**Instructions for the task**
Scan the listing below and copy every line holding "from".

(Dataset records)
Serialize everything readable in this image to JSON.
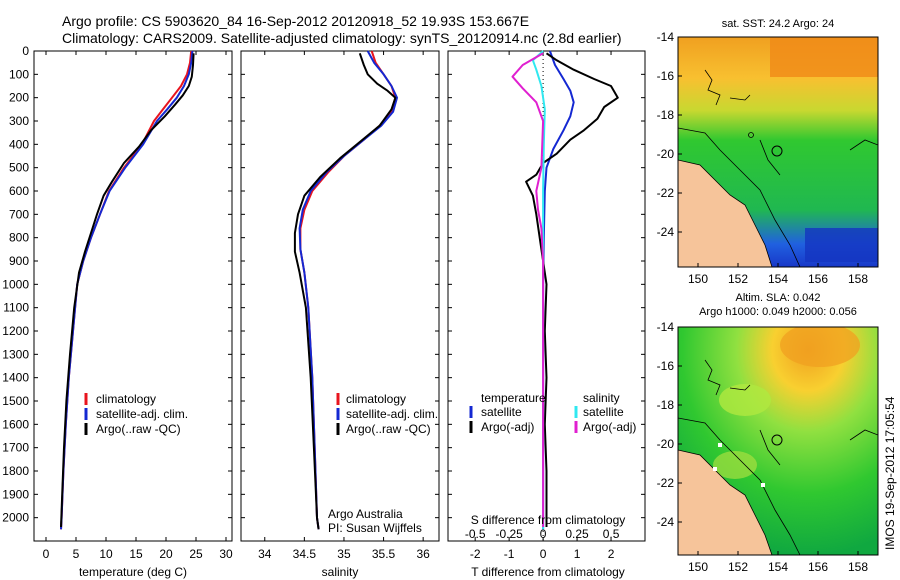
{
  "header": {
    "title_line1": "Argo profile: CS 5903620_84 16-Sep-2012 20120918_52 19.93S 153.667E",
    "title_line2": "Climatology: CARS2009. Satellite-adjusted climatology: synTS_20120914.nc (2.8d earlier)"
  },
  "colors": {
    "climatology": "#e8141e",
    "satellite": "#1428d2",
    "argo": "#000000",
    "salinity_satellite": "#30e8f0",
    "salinity_argo": "#e020d0"
  },
  "chart_data": [
    {
      "type": "line",
      "id": "temperature",
      "xlabel": "temperature (deg C)",
      "ylabel": "",
      "xlim": [
        -2,
        31
      ],
      "ylim": [
        2100,
        0
      ],
      "xticks": [
        0,
        5,
        10,
        15,
        20,
        25,
        30
      ],
      "yticks": [
        0,
        100,
        200,
        300,
        400,
        500,
        600,
        700,
        800,
        900,
        1000,
        1100,
        1200,
        1300,
        1400,
        1500,
        1600,
        1700,
        1800,
        1900,
        2000
      ],
      "legend": [
        "climatology",
        "satellite-adj. clim.",
        "Argo(..raw -QC)"
      ],
      "series": [
        {
          "name": "climatology",
          "color": "#e8141e",
          "points": [
            [
              24.2,
              0
            ],
            [
              24.0,
              50
            ],
            [
              23.5,
              100
            ],
            [
              22.5,
              150
            ],
            [
              21.0,
              200
            ],
            [
              19.5,
              250
            ],
            [
              18.0,
              300
            ],
            [
              16.0,
              400
            ],
            [
              13.0,
              500
            ],
            [
              10.5,
              600
            ],
            [
              9.0,
              700
            ],
            [
              7.5,
              800
            ],
            [
              6.2,
              900
            ],
            [
              5.2,
              1000
            ],
            [
              4.5,
              1200
            ],
            [
              3.8,
              1400
            ],
            [
              3.3,
              1600
            ],
            [
              2.9,
              1800
            ],
            [
              2.6,
              2000
            ],
            [
              2.5,
              2050
            ]
          ]
        },
        {
          "name": "satellite-adj. clim.",
          "color": "#1428d2",
          "points": [
            [
              24.4,
              0
            ],
            [
              24.2,
              50
            ],
            [
              23.8,
              100
            ],
            [
              23.0,
              150
            ],
            [
              21.8,
              200
            ],
            [
              20.2,
              250
            ],
            [
              18.5,
              300
            ],
            [
              16.2,
              400
            ],
            [
              13.2,
              500
            ],
            [
              10.6,
              600
            ],
            [
              9.0,
              700
            ],
            [
              7.5,
              800
            ],
            [
              6.2,
              900
            ],
            [
              5.2,
              1000
            ],
            [
              4.5,
              1200
            ],
            [
              3.8,
              1400
            ],
            [
              3.3,
              1600
            ],
            [
              2.9,
              1800
            ],
            [
              2.6,
              2000
            ],
            [
              2.5,
              2050
            ]
          ]
        },
        {
          "name": "Argo(..raw -QC)",
          "color": "#000000",
          "points": [
            [
              24.6,
              10
            ],
            [
              24.5,
              60
            ],
            [
              24.3,
              110
            ],
            [
              23.8,
              150
            ],
            [
              22.8,
              190
            ],
            [
              21.5,
              230
            ],
            [
              19.8,
              280
            ],
            [
              17.5,
              340
            ],
            [
              15.5,
              410
            ],
            [
              13.0,
              480
            ],
            [
              11.0,
              560
            ],
            [
              9.6,
              620
            ],
            [
              8.5,
              700
            ],
            [
              7.5,
              780
            ],
            [
              6.5,
              860
            ],
            [
              5.5,
              950
            ],
            [
              4.7,
              1100
            ],
            [
              4.0,
              1300
            ],
            [
              3.4,
              1500
            ],
            [
              3.0,
              1700
            ],
            [
              2.7,
              1900
            ],
            [
              2.5,
              2040
            ]
          ]
        }
      ]
    },
    {
      "type": "line",
      "id": "salinity",
      "xlabel": "salinity",
      "xlim": [
        33.7,
        36.2
      ],
      "ylim": [
        2100,
        0
      ],
      "xticks": [
        34,
        34.5,
        35,
        35.5,
        36
      ],
      "legend": [
        "climatology",
        "satellite-adj. clim.",
        "Argo(..raw -QC)"
      ],
      "annotation": [
        "Argo Australia",
        "PI: Susan Wijffels"
      ],
      "series": [
        {
          "name": "climatology",
          "color": "#e8141e",
          "points": [
            [
              35.35,
              0
            ],
            [
              35.4,
              50
            ],
            [
              35.5,
              100
            ],
            [
              35.6,
              150
            ],
            [
              35.65,
              200
            ],
            [
              35.6,
              260
            ],
            [
              35.45,
              320
            ],
            [
              35.25,
              380
            ],
            [
              35.0,
              450
            ],
            [
              34.8,
              520
            ],
            [
              34.6,
              600
            ],
            [
              34.5,
              680
            ],
            [
              34.45,
              760
            ],
            [
              34.45,
              850
            ],
            [
              34.5,
              950
            ],
            [
              34.55,
              1100
            ],
            [
              34.6,
              1400
            ],
            [
              34.63,
              1700
            ],
            [
              34.66,
              2000
            ],
            [
              34.68,
              2050
            ]
          ]
        },
        {
          "name": "satellite-adj. clim.",
          "color": "#1428d2",
          "points": [
            [
              35.3,
              0
            ],
            [
              35.38,
              50
            ],
            [
              35.5,
              100
            ],
            [
              35.6,
              150
            ],
            [
              35.67,
              200
            ],
            [
              35.62,
              260
            ],
            [
              35.47,
              320
            ],
            [
              35.25,
              380
            ],
            [
              35.0,
              450
            ],
            [
              34.78,
              520
            ],
            [
              34.58,
              600
            ],
            [
              34.48,
              680
            ],
            [
              34.44,
              760
            ],
            [
              34.45,
              850
            ],
            [
              34.5,
              950
            ],
            [
              34.55,
              1100
            ],
            [
              34.6,
              1400
            ],
            [
              34.63,
              1700
            ],
            [
              34.66,
              2000
            ],
            [
              34.68,
              2050
            ]
          ]
        },
        {
          "name": "Argo(..raw -QC)",
          "color": "#000000",
          "points": [
            [
              35.2,
              10
            ],
            [
              35.25,
              60
            ],
            [
              35.3,
              100
            ],
            [
              35.42,
              140
            ],
            [
              35.55,
              170
            ],
            [
              35.65,
              200
            ],
            [
              35.6,
              250
            ],
            [
              35.45,
              320
            ],
            [
              35.2,
              390
            ],
            [
              34.95,
              460
            ],
            [
              34.7,
              540
            ],
            [
              34.5,
              620
            ],
            [
              34.42,
              700
            ],
            [
              34.38,
              780
            ],
            [
              34.38,
              860
            ],
            [
              34.44,
              950
            ],
            [
              34.52,
              1100
            ],
            [
              34.58,
              1400
            ],
            [
              34.62,
              1700
            ],
            [
              34.66,
              2000
            ],
            [
              34.68,
              2050
            ]
          ]
        }
      ]
    },
    {
      "type": "line",
      "id": "difference",
      "xlabel": "T difference from climatology",
      "xlabel_top": "S difference from climatology",
      "xlim": [
        -2.8,
        3.0
      ],
      "ylim": [
        2100,
        0
      ],
      "xticks": [
        -2,
        -1,
        0,
        1,
        2
      ],
      "xticks_s_labels": [
        "-0.5",
        "-0.25",
        "0",
        "0.25",
        "0.5"
      ],
      "legend_titles": [
        "temperature",
        "salinity"
      ],
      "legend": [
        "satellite",
        "Argo(-adj)",
        "satellite",
        "Argo(-adj)"
      ],
      "series": [
        {
          "name": "temperature satellite",
          "color": "#1428d2",
          "points": [
            [
              0.2,
              0
            ],
            [
              0.35,
              60
            ],
            [
              0.6,
              120
            ],
            [
              0.8,
              170
            ],
            [
              0.9,
              220
            ],
            [
              0.8,
              280
            ],
            [
              0.6,
              340
            ],
            [
              0.3,
              420
            ],
            [
              0.1,
              500
            ],
            [
              0.05,
              600
            ],
            [
              0.02,
              800
            ],
            [
              0.0,
              1000
            ],
            [
              0.0,
              2050
            ]
          ]
        },
        {
          "name": "temperature Argo(-adj)",
          "color": "#000000",
          "points": [
            [
              0.1,
              10
            ],
            [
              0.4,
              40
            ],
            [
              0.9,
              80
            ],
            [
              1.5,
              120
            ],
            [
              2.0,
              150
            ],
            [
              2.2,
              200
            ],
            [
              1.8,
              240
            ],
            [
              1.6,
              290
            ],
            [
              1.2,
              340
            ],
            [
              0.8,
              380
            ],
            [
              0.4,
              440
            ],
            [
              0.0,
              480
            ],
            [
              -0.2,
              530
            ],
            [
              -0.5,
              560
            ],
            [
              -0.3,
              620
            ],
            [
              -0.2,
              700
            ],
            [
              -0.1,
              800
            ],
            [
              0.0,
              900
            ],
            [
              0.1,
              1000
            ],
            [
              0.05,
              1200
            ],
            [
              0.1,
              1400
            ],
            [
              0.05,
              1600
            ],
            [
              0.1,
              1800
            ],
            [
              0.1,
              2040
            ]
          ]
        },
        {
          "name": "salinity satellite",
          "color": "#30e8f0",
          "points": [
            [
              0.0,
              0
            ],
            [
              -0.3,
              40
            ],
            [
              -0.2,
              80
            ],
            [
              -0.05,
              150
            ],
            [
              0.05,
              250
            ],
            [
              0.02,
              400
            ],
            [
              0.0,
              600
            ],
            [
              0.0,
              2050
            ]
          ]
        },
        {
          "name": "salinity Argo(-adj)",
          "color": "#e020d0",
          "points": [
            [
              0.0,
              10
            ],
            [
              -0.6,
              60
            ],
            [
              -0.9,
              110
            ],
            [
              -0.6,
              160
            ],
            [
              -0.2,
              220
            ],
            [
              0.0,
              300
            ],
            [
              -0.05,
              500
            ],
            [
              -0.2,
              600
            ],
            [
              -0.15,
              680
            ],
            [
              -0.05,
              760
            ],
            [
              0.0,
              900
            ],
            [
              0.0,
              2040
            ]
          ]
        }
      ]
    }
  ],
  "maps": [
    {
      "id": "sst-map",
      "title": "sat. SST: 24.2  Argo: 24",
      "title_line2": "",
      "lon_ticks": [
        "150",
        "152",
        "154",
        "156",
        "158"
      ],
      "lat_ticks": [
        "-14",
        "-16",
        "-18",
        "-20",
        "-22",
        "-24"
      ]
    },
    {
      "id": "sla-map",
      "title": "Altim. SLA: 0.042",
      "title_line2": "Argo h1000: 0.049 h2000: 0.056",
      "lon_ticks": [
        "150",
        "152",
        "154",
        "156",
        "158"
      ],
      "lat_ticks": [
        "-14",
        "-16",
        "-18",
        "-20",
        "-22",
        "-24"
      ]
    }
  ],
  "footer": {
    "imos_stamp": "IMOS 19-Sep-2012 17:05:54"
  }
}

**Worked answer**
      "xlabel": "T difference from climatology",
      "xlabel_top": "S difference from climatology",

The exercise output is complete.